**DIRECTION:**
Rename "cmyk-bar" to "color-bar" in the lines starting at the first one and ending at the one containing "yogi-photo <box>1175 607 1525 814</box>". Give back only those lines, with nothing else changed.
═══ RAW RECORDS ═══
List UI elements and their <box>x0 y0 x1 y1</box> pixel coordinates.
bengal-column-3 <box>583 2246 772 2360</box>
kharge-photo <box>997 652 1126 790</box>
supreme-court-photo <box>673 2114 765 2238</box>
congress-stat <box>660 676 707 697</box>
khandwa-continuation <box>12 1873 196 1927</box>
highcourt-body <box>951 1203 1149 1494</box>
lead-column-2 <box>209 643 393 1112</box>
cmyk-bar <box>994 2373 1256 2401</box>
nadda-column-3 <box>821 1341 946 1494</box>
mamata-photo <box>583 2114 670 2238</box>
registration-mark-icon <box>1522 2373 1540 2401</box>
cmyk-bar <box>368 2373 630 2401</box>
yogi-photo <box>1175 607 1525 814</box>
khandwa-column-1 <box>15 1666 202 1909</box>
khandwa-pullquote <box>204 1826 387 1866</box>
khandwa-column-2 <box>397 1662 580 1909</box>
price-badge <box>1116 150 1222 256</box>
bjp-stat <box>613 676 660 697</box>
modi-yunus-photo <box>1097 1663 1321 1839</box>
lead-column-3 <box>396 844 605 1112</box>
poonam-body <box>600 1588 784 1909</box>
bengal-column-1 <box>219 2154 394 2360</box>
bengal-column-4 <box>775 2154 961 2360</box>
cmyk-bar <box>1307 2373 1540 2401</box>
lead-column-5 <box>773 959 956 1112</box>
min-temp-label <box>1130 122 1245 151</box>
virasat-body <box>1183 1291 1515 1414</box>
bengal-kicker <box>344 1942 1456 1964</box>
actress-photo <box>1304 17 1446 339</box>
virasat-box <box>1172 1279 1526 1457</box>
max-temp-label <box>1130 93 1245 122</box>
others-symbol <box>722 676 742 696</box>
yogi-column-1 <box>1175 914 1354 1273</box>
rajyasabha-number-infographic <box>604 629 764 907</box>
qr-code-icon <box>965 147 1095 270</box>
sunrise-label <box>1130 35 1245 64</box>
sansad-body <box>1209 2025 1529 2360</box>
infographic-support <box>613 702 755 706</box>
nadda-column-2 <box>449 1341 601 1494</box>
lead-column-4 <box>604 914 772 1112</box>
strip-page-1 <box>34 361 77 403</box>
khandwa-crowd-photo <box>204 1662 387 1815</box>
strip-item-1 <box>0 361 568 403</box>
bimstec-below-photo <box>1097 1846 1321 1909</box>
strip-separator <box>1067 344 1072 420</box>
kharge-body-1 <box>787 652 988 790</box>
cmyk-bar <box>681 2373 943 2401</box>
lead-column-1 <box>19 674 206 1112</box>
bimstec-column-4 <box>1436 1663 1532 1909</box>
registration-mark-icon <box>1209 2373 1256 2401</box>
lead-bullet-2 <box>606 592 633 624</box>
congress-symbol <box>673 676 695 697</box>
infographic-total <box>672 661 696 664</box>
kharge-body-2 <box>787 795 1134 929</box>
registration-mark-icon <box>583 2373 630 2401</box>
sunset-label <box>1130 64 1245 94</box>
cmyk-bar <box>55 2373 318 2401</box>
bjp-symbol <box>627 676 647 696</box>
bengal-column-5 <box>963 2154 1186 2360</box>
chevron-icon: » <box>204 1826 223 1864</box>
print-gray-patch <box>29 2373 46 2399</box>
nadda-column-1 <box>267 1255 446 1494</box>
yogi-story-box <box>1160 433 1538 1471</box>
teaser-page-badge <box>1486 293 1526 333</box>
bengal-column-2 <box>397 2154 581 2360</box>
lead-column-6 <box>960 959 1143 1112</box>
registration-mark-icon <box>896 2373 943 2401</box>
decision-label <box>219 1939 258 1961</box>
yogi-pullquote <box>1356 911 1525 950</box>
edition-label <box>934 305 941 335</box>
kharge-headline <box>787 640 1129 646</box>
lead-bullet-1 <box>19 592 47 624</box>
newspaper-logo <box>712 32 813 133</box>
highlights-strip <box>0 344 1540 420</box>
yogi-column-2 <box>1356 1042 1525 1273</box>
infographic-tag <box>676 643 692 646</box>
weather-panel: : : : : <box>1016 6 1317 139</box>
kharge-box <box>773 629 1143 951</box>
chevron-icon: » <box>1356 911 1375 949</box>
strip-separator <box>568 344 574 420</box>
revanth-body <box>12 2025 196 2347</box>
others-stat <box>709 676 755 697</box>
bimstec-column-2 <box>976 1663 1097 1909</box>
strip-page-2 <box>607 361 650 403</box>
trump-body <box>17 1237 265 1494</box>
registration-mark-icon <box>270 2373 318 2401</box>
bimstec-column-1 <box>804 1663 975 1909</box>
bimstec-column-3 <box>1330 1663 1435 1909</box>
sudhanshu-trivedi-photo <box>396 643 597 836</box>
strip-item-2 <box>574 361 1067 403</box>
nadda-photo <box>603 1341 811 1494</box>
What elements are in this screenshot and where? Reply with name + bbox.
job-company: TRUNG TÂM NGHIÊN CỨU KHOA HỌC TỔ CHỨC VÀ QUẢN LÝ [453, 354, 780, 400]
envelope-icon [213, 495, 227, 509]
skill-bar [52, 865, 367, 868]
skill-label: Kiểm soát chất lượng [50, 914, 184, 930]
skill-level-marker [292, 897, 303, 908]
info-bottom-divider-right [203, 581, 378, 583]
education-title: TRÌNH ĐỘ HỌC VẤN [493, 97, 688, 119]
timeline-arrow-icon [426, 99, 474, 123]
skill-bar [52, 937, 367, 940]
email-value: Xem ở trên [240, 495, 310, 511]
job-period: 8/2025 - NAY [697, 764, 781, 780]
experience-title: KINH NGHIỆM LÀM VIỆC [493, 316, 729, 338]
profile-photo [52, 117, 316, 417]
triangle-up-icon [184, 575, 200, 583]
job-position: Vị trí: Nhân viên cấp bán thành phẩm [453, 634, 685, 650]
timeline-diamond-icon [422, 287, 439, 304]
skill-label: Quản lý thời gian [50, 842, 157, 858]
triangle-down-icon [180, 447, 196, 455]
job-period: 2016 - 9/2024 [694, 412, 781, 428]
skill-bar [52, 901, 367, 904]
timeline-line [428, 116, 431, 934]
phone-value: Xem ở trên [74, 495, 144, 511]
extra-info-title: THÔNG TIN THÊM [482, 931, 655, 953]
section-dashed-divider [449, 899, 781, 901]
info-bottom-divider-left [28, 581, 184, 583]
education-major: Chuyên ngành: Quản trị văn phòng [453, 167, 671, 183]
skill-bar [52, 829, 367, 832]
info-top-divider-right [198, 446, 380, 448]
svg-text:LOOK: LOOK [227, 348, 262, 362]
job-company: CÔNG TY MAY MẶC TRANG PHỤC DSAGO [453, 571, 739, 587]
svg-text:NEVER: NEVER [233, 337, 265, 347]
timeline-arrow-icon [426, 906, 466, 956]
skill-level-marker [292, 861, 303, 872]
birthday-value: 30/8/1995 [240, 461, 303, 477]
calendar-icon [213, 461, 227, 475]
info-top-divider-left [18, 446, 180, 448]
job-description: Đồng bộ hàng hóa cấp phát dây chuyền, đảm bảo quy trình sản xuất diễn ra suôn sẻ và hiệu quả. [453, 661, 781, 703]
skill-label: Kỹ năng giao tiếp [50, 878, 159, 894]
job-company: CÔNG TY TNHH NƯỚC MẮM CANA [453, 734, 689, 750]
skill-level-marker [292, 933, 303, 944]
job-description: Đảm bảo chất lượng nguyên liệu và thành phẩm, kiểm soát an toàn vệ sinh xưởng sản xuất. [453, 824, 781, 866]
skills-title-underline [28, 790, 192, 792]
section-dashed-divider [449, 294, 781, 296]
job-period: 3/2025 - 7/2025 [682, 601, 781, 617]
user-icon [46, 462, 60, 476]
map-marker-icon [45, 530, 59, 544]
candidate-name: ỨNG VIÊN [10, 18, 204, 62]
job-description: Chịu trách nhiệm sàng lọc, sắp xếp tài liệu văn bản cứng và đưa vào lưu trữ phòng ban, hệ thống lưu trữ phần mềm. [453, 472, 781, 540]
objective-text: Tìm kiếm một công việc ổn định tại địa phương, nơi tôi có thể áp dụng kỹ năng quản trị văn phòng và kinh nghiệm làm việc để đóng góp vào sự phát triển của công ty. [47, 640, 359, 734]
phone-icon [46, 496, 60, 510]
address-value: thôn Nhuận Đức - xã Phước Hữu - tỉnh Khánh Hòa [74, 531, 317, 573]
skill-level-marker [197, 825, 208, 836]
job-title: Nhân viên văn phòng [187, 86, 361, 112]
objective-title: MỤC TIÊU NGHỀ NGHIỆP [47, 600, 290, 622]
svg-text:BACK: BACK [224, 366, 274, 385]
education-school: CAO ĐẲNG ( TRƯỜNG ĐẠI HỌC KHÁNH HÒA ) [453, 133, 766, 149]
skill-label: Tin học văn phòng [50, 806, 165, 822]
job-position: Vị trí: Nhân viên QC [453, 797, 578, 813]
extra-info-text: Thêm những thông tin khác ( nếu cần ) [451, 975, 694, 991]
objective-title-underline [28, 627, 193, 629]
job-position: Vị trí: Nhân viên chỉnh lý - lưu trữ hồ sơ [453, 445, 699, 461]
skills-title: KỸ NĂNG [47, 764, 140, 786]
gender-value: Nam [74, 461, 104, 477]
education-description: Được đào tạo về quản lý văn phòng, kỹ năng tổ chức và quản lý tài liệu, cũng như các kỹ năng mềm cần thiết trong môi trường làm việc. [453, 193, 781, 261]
═══
**TASK RESULT:**
List UI elements and their <box>x0 y0 x1 y1</box> pixel coordinates.
bengal-column-3 <box>583 2246 772 2360</box>
kharge-photo <box>997 652 1126 790</box>
supreme-court-photo <box>673 2114 765 2238</box>
congress-stat <box>660 676 707 697</box>
khandwa-continuation <box>12 1873 196 1927</box>
highcourt-body <box>951 1203 1149 1494</box>
lead-column-2 <box>209 643 393 1112</box>
color-bar <box>994 2373 1256 2401</box>
nadda-column-3 <box>821 1341 946 1494</box>
mamata-photo <box>583 2114 670 2238</box>
registration-mark-icon <box>1522 2373 1540 2401</box>
color-bar <box>368 2373 630 2401</box>
yogi-photo <box>1175 607 1525 814</box>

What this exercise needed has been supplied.